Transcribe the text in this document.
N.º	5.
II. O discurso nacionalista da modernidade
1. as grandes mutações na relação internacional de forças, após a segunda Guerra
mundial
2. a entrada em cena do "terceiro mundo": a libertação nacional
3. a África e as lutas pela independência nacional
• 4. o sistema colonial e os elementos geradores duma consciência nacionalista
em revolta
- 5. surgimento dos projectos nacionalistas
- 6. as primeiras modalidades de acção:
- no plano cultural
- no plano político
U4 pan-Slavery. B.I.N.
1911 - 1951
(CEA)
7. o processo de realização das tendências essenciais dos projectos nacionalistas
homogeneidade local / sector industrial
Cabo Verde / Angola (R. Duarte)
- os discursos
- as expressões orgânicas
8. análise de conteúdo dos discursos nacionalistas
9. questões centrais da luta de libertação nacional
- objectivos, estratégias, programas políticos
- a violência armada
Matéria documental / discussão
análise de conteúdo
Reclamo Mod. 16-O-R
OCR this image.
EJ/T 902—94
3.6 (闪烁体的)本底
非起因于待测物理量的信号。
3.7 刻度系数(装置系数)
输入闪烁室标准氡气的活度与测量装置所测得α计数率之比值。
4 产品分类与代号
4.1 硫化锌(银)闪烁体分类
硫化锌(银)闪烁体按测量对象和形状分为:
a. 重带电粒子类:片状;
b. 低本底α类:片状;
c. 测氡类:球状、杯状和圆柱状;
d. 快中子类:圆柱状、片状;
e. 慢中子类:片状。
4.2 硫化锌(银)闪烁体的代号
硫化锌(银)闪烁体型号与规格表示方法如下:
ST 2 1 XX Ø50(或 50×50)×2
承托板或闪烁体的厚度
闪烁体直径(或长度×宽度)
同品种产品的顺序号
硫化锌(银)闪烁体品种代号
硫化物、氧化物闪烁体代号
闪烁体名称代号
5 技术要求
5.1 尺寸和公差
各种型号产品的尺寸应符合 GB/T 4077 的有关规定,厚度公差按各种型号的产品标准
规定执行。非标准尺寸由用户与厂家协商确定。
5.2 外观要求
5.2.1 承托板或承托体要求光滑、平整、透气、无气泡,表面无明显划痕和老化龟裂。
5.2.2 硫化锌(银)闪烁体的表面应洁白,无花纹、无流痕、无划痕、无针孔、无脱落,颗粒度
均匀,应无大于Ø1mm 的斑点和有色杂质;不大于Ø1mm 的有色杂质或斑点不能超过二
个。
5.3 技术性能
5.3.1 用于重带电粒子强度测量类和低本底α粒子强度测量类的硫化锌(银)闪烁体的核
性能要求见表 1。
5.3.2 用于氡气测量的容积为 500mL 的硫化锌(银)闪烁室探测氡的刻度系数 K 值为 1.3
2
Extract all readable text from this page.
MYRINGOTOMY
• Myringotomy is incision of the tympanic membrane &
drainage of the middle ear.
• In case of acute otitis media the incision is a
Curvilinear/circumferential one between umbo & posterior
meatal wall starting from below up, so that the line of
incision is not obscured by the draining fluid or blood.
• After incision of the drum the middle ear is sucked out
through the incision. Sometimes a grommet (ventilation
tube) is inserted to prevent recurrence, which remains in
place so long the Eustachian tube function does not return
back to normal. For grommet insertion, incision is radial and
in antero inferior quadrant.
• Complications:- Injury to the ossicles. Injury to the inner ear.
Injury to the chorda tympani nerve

THE TASK – Retype each record exactly, leaving nothing out.

TASK RESPONSE –
Transcribe the text in this document.
N.º	5.
II. O discurso nacionalista da modernidade
1. as grandes mutações na relação internacional de forças, após a segunda Guerra
mundial
2. a entrada em cena do "terceiro mundo": a libertação nacional
3. a África e as lutas pela independência nacional
• 4. o sistema colonial e os elementos geradores duma consciência nacionalista
em revolta
- 5. surgimento dos projectos nacionalistas
- 6. as primeiras modalidades de acção:
- no plano cultural
- no plano político
U4 pan-Slavery. B.I.N.
1911 - 1951
(CEA)
7. o processo de realização das tendências essenciais dos projectos nacionalistas
homogeneidade local / sector industrial
Cabo Verde / Angola (R. Duarte)
- os discursos
- as expressões orgânicas
8. análise de conteúdo dos discursos nacionalistas
9. questões centrais da luta de libertação nacional
- objectivos, estratégias, programas políticos
- a violência armada
Matéria documental / discussão
análise de conteúdo
Reclamo Mod. 16-O-R
OCR this image.
EJ/T 902—94
3.6 (闪烁体的)本底
非起因于待测物理量的信号。
3.7 刻度系数(装置系数)
输入闪烁室标准氡气的活度与测量装置所测得α计数率之比值。
4 产品分类与代号
4.1 硫化锌(银)闪烁体分类
硫化锌(银)闪烁体按测量对象和形状分为:
a. 重带电粒子类:片状;
b. 低本底α类:片状;
c. 测氡类:球状、杯状和圆柱状;
d. 快中子类:圆柱状、片状;
e. 慢中子类:片状。
4.2 硫化锌(银)闪烁体的代号
硫化锌(银)闪烁体型号与规格表示方法如下:
ST 2 1 XX Ø50(或 50×50)×2
承托板或闪烁体的厚度
闪烁体直径(或长度×宽度)
同品种产品的顺序号
硫化锌(银)闪烁体品种代号
硫化物、氧化物闪烁体代号
闪烁体名称代号
5 技术要求
5.1 尺寸和公差
各种型号产品的尺寸应符合 GB/T 4077 的有关规定,厚度公差按各种型号的产品标准
规定执行。非标准尺寸由用户与厂家协商确定。
5.2 外观要求
5.2.1 承托板或承托体要求光滑、平整、透气、无气泡,表面无明显划痕和老化龟裂。
5.2.2 硫化锌(银)闪烁体的表面应洁白,无花纹、无流痕、无划痕、无针孔、无脱落,颗粒度
均匀,应无大于Ø1mm 的斑点和有色杂质;不大于Ø1mm 的有色杂质或斑点不能超过二
个。
5.3 技术性能
5.3.1 用于重带电粒子强度测量类和低本底α粒子强度测量类的硫化锌(银)闪烁体的核
性能要求见表 1。
5.3.2 用于氡气测量的容积为 500mL 的硫化锌(银)闪烁室探测氡的刻度系数 K 值为 1.3
2
Extract all readable text from this page.
MYRINGOTOMY
• Myringotomy is incision of the tympanic membrane &
drainage of the middle ear.
• In case of acute otitis media the incision is a
Curvilinear/circumferential one between umbo & posterior
meatal wall starting from below up, so that the line of
incision is not obscured by the draining fluid or blood.
• After incision of the drum the middle ear is sucked out
through the incision. Sometimes a grommet (ventilation
tube) is inserted to prevent recurrence, which remains in
place so long the Eustachian tube function does not return
back to normal. For grommet insertion, incision is radial and
in antero inferior quadrant.
• Complications:- Injury to the ossicles. Injury to the inner ear.
Injury to the chorda tympani nerve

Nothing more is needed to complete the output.